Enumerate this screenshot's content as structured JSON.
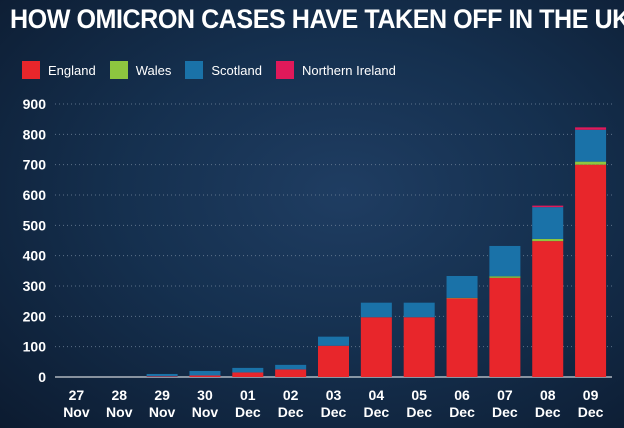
{
  "title": "HOW OMICRON CASES HAVE TAKEN OFF IN THE UK",
  "legend": [
    {
      "label": "England",
      "color": "#e8262b"
    },
    {
      "label": "Wales",
      "color": "#8dc63f"
    },
    {
      "label": "Scotland",
      "color": "#1a72a8"
    },
    {
      "label": "Northern Ireland",
      "color": "#e0195a"
    }
  ],
  "chart_data": {
    "type": "bar",
    "stacked": true,
    "title": "HOW OMICRON CASES HAVE TAKEN OFF IN THE UK",
    "categories": [
      [
        "27",
        "Nov"
      ],
      [
        "28",
        "Nov"
      ],
      [
        "29",
        "Nov"
      ],
      [
        "30",
        "Nov"
      ],
      [
        "01",
        "Dec"
      ],
      [
        "02",
        "Dec"
      ],
      [
        "03",
        "Dec"
      ],
      [
        "04",
        "Dec"
      ],
      [
        "05",
        "Dec"
      ],
      [
        "06",
        "Dec"
      ],
      [
        "07",
        "Dec"
      ],
      [
        "08",
        "Dec"
      ],
      [
        "09",
        "Dec"
      ]
    ],
    "series": [
      {
        "name": "England",
        "color": "#e8262b",
        "values": [
          0,
          0,
          2,
          5,
          15,
          25,
          103,
          197,
          197,
          260,
          327,
          448,
          700
        ]
      },
      {
        "name": "Wales",
        "color": "#8dc63f",
        "values": [
          0,
          0,
          0,
          0,
          0,
          0,
          0,
          0,
          0,
          1,
          5,
          7,
          10
        ]
      },
      {
        "name": "Scotland",
        "color": "#1a72a8",
        "values": [
          0,
          0,
          8,
          15,
          15,
          15,
          30,
          48,
          48,
          72,
          100,
          105,
          105
        ]
      },
      {
        "name": "Northern Ireland",
        "color": "#e0195a",
        "values": [
          0,
          0,
          0,
          0,
          0,
          0,
          0,
          0,
          0,
          0,
          0,
          5,
          8
        ]
      }
    ],
    "yticks": [
      0,
      100,
      200,
      300,
      400,
      500,
      600,
      700,
      800,
      900
    ],
    "ylim": [
      0,
      900
    ],
    "xlabel": "",
    "ylabel": ""
  }
}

■ **What to do**:
Repeat the data exactly, excluding the pictures.

■ **Solution**:
Enumerate this screenshot's content as structured JSON.
{
  "title": "HOW OMICRON CASES HAVE TAKEN OFF IN THE UK",
  "legend": [
    {
      "label": "England",
      "color": "#e8262b"
    },
    {
      "label": "Wales",
      "color": "#8dc63f"
    },
    {
      "label": "Scotland",
      "color": "#1a72a8"
    },
    {
      "label": "Northern Ireland",
      "color": "#e0195a"
    }
  ],
  "chart_data": {
    "type": "bar",
    "stacked": true,
    "title": "HOW OMICRON CASES HAVE TAKEN OFF IN THE UK",
    "categories": [
      [
        "27",
        "Nov"
      ],
      [
        "28",
        "Nov"
      ],
      [
        "29",
        "Nov"
      ],
      [
        "30",
        "Nov"
      ],
      [
        "01",
        "Dec"
      ],
      [
        "02",
        "Dec"
      ],
      [
        "03",
        "Dec"
      ],
      [
        "04",
        "Dec"
      ],
      [
        "05",
        "Dec"
      ],
      [
        "06",
        "Dec"
      ],
      [
        "07",
        "Dec"
      ],
      [
        "08",
        "Dec"
      ],
      [
        "09",
        "Dec"
      ]
    ],
    "series": [
      {
        "name": "England",
        "color": "#e8262b",
        "values": [
          0,
          0,
          2,
          5,
          15,
          25,
          103,
          197,
          197,
          260,
          327,
          448,
          700
        ]
      },
      {
        "name": "Wales",
        "color": "#8dc63f",
        "values": [
          0,
          0,
          0,
          0,
          0,
          0,
          0,
          0,
          0,
          1,
          5,
          7,
          10
        ]
      },
      {
        "name": "Scotland",
        "color": "#1a72a8",
        "values": [
          0,
          0,
          8,
          15,
          15,
          15,
          30,
          48,
          48,
          72,
          100,
          105,
          105
        ]
      },
      {
        "name": "Northern Ireland",
        "color": "#e0195a",
        "values": [
          0,
          0,
          0,
          0,
          0,
          0,
          0,
          0,
          0,
          0,
          0,
          5,
          8
        ]
      }
    ],
    "yticks": [
      0,
      100,
      200,
      300,
      400,
      500,
      600,
      700,
      800,
      900
    ],
    "ylim": [
      0,
      900
    ],
    "xlabel": "",
    "ylabel": ""
  }
}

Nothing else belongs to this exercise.